__Written problem__.
Transcribe each line of the records below exactly, excluding any embedded images.

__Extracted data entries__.
☆ ☆ ☆ ☆ ☆ ☆ ☆

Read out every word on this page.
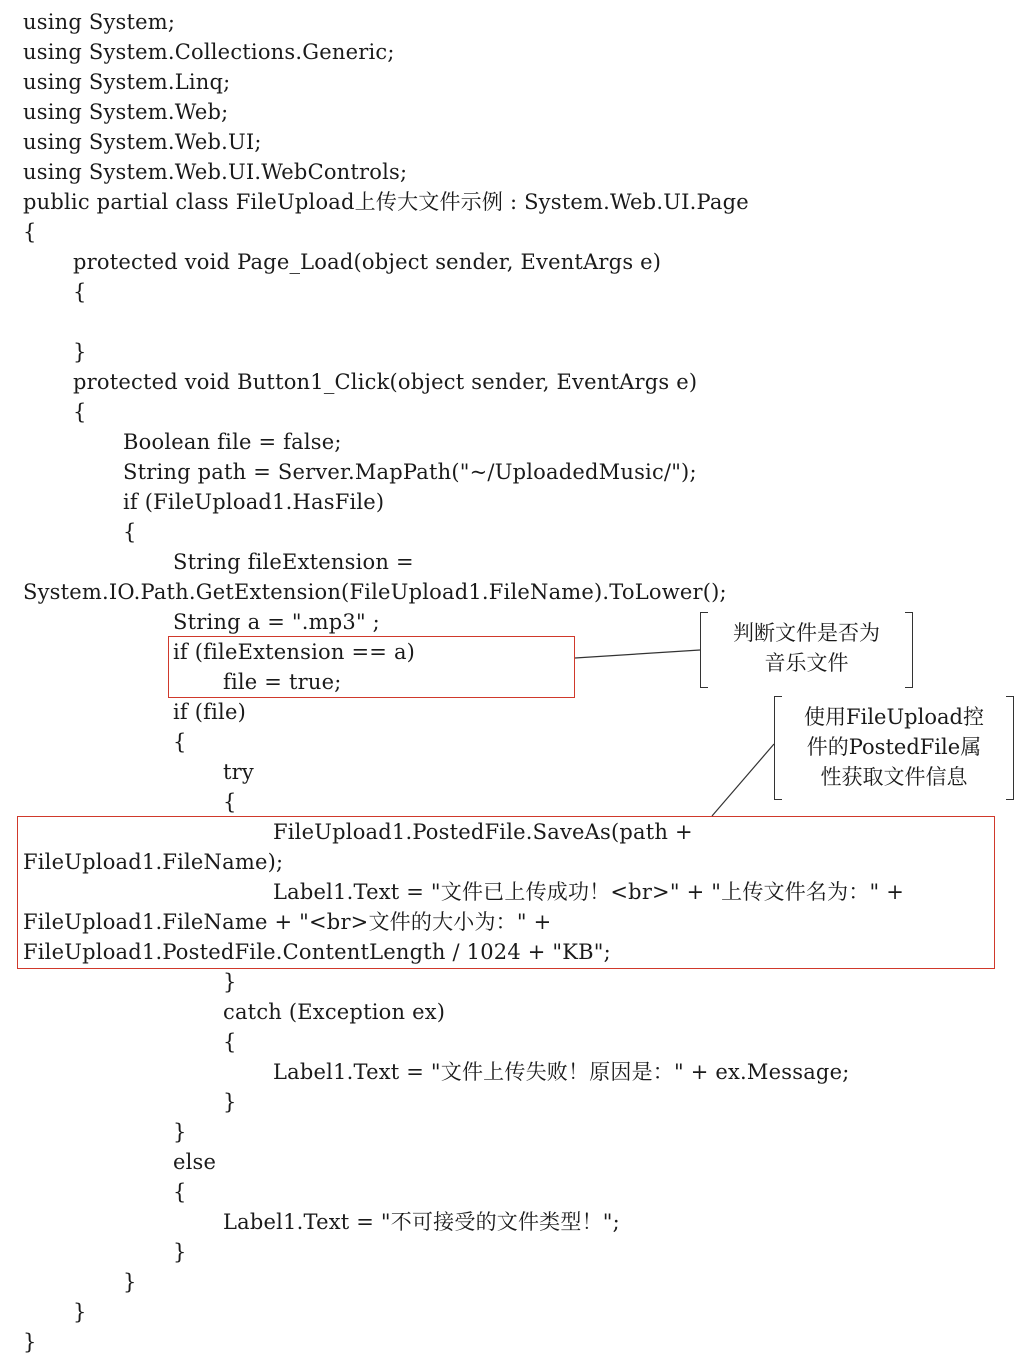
using System;
using System.Collections.Generic;
using System.Linq;
using System.Web;
using System.Web.UI;
using System.Web.UI.WebControls;
public partial class FileUpload上传大文件示例 : System.Web.UI.Page
{
protected void Page_Load(object sender, EventArgs e)
{
}
protected void Button1_Click(object sender, EventArgs e)
{
Boolean file = false;
String path = Server.MapPath("~/UploadedMusic/");
if (FileUpload1.HasFile)
{
String fileExtension =
System.IO.Path.GetExtension(FileUpload1.FileName).ToLower();
String a = ".mp3" ;
if (fileExtension == a)
file = true;
if (file)
{
try
{
FileUpload1.PostedFile.SaveAs(path +
FileUpload1.FileName);
Label1.Text = "文件已上传成功！<br>" + "上传文件名为：" +
FileUpload1.FileName + "<br>文件的大小为：" +
FileUpload1.PostedFile.ContentLength / 1024 + "KB";
}
catch (Exception ex)
{
Label1.Text = "文件上传失败！原因是：" + ex.Message;
}
}
else
{
Label1.Text = "不可接受的文件类型！";
}
}
}
}
判断文件是否为
音乐文件
使用FileUpload控
件的PostedFile属
性获取文件信息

☆ ☆ ☆ ☆ ☆ ☆ ☆

__Right answer__.
Read out every word on this page.
using System;
using System.Collections.Generic;
using System.Linq;
using System.Web;
using System.Web.UI;
using System.Web.UI.WebControls;
public partial class FileUpload上传大文件示例 : System.Web.UI.Page
{
protected void Page_Load(object sender, EventArgs e)
{
}
protected void Button1_Click(object sender, EventArgs e)
{
Boolean file = false;
String path = Server.MapPath("~/UploadedMusic/");
if (FileUpload1.HasFile)
{
String fileExtension =
System.IO.Path.GetExtension(FileUpload1.FileName).ToLower();
String a = ".mp3" ;
if (fileExtension == a)
file = true;
if (file)
{
try
{
FileUpload1.PostedFile.SaveAs(path +
FileUpload1.FileName);
Label1.Text = "文件已上传成功！<br>" + "上传文件名为：" +
FileUpload1.FileName + "<br>文件的大小为：" +
FileUpload1.PostedFile.ContentLength / 1024 + "KB";
}
catch (Exception ex)
{
Label1.Text = "文件上传失败！原因是：" + ex.Message;
}
}
else
{
Label1.Text = "不可接受的文件类型！";
}
}
}
}
判断文件是否为
音乐文件
使用FileUpload控
件的PostedFile属
性获取文件信息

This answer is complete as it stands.